* _Extracted information_:
__________
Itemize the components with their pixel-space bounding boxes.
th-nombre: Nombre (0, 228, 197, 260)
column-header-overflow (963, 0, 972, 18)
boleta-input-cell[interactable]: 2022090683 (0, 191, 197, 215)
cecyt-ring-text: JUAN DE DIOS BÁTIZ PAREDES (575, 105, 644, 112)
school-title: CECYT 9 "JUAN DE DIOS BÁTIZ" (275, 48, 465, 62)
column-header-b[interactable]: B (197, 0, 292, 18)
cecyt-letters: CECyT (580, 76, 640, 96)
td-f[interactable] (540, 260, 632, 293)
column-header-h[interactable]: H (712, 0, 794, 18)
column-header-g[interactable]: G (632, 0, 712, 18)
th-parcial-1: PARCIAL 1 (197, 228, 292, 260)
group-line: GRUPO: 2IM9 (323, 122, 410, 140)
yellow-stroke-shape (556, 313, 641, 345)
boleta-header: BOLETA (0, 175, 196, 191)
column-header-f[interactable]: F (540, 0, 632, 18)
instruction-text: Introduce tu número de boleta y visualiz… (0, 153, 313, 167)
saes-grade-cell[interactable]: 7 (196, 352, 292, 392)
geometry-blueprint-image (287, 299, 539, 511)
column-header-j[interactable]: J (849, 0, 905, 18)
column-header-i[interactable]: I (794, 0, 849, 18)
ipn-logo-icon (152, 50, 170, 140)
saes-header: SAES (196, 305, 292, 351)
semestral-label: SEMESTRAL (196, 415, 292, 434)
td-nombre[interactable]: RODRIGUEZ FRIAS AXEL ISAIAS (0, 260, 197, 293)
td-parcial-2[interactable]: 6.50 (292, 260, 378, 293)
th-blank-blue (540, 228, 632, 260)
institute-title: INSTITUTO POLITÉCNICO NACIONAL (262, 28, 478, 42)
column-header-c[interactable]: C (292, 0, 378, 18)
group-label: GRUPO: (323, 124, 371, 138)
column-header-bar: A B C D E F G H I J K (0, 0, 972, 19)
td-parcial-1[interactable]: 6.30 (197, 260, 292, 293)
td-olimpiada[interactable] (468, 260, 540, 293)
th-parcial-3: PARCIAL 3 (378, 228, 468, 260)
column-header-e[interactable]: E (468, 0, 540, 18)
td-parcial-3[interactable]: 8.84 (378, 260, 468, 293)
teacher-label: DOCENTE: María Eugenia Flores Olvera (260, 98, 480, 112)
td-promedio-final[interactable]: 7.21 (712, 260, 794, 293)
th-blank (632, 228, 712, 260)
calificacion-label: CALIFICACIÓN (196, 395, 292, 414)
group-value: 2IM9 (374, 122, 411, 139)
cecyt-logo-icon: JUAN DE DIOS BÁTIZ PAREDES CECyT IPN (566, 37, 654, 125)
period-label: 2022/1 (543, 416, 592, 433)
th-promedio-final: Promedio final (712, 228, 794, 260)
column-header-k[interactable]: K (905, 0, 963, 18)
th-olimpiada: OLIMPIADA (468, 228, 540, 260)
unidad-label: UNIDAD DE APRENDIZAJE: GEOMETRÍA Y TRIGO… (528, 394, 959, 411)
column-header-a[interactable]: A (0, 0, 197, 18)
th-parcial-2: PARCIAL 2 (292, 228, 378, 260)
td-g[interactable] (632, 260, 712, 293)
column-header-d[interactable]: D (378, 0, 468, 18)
__________
Edit the rows above by replacing every "interactable" with "clickable", and leave everything else unchanged.

* _Solution for this task_:
Itemize the components with their pixel-space bounding boxes.
th-nombre: Nombre (0, 228, 197, 260)
column-header-overflow (963, 0, 972, 18)
boleta-input-cell[clickable]: 2022090683 (0, 191, 197, 215)
cecyt-ring-text: JUAN DE DIOS BÁTIZ PAREDES (575, 105, 644, 112)
school-title: CECYT 9 "JUAN DE DIOS BÁTIZ" (275, 48, 465, 62)
column-header-b[clickable]: B (197, 0, 292, 18)
cecyt-letters: CECyT (580, 76, 640, 96)
td-f[clickable] (540, 260, 632, 293)
column-header-h[clickable]: H (712, 0, 794, 18)
column-header-g[clickable]: G (632, 0, 712, 18)
th-parcial-1: PARCIAL 1 (197, 228, 292, 260)
group-line: GRUPO: 2IM9 (323, 122, 410, 140)
yellow-stroke-shape (556, 313, 641, 345)
boleta-header: BOLETA (0, 175, 196, 191)
column-header-f[clickable]: F (540, 0, 632, 18)
instruction-text: Introduce tu número de boleta y visualiz… (0, 153, 313, 167)
saes-grade-cell[clickable]: 7 (196, 352, 292, 392)
geometry-blueprint-image (287, 299, 539, 511)
column-header-j[clickable]: J (849, 0, 905, 18)
column-header-i[clickable]: I (794, 0, 849, 18)
ipn-logo-icon (152, 50, 170, 140)
saes-header: SAES (196, 305, 292, 351)
semestral-label: SEMESTRAL (196, 415, 292, 434)
td-nombre[clickable]: RODRIGUEZ FRIAS AXEL ISAIAS (0, 260, 197, 293)
td-parcial-2[clickable]: 6.50 (292, 260, 378, 293)
th-blank-blue (540, 228, 632, 260)
institute-title: INSTITUTO POLITÉCNICO NACIONAL (262, 28, 478, 42)
column-header-c[clickable]: C (292, 0, 378, 18)
group-label: GRUPO: (323, 124, 371, 138)
column-header-bar: A B C D E F G H I J K (0, 0, 972, 19)
td-parcial-1[clickable]: 6.30 (197, 260, 292, 293)
td-olimpiada[clickable] (468, 260, 540, 293)
th-parcial-3: PARCIAL 3 (378, 228, 468, 260)
column-header-e[clickable]: E (468, 0, 540, 18)
td-parcial-3[clickable]: 8.84 (378, 260, 468, 293)
teacher-label: DOCENTE: María Eugenia Flores Olvera (260, 98, 480, 112)
td-promedio-final[clickable]: 7.21 (712, 260, 794, 293)
th-blank (632, 228, 712, 260)
calificacion-label: CALIFICACIÓN (196, 395, 292, 414)
group-value: 2IM9 (374, 122, 411, 139)
cecyt-logo-icon: JUAN DE DIOS BÁTIZ PAREDES CECyT IPN (566, 37, 654, 125)
period-label: 2022/1 (543, 416, 592, 433)
th-promedio-final: Promedio final (712, 228, 794, 260)
column-header-k[clickable]: K (905, 0, 963, 18)
th-olimpiada: OLIMPIADA (468, 228, 540, 260)
unidad-label: UNIDAD DE APRENDIZAJE: GEOMETRÍA Y TRIGO… (528, 394, 959, 411)
column-header-a[clickable]: A (0, 0, 197, 18)
th-parcial-2: PARCIAL 2 (292, 228, 378, 260)
td-g[clickable] (632, 260, 712, 293)
column-header-d[clickable]: D (378, 0, 468, 18)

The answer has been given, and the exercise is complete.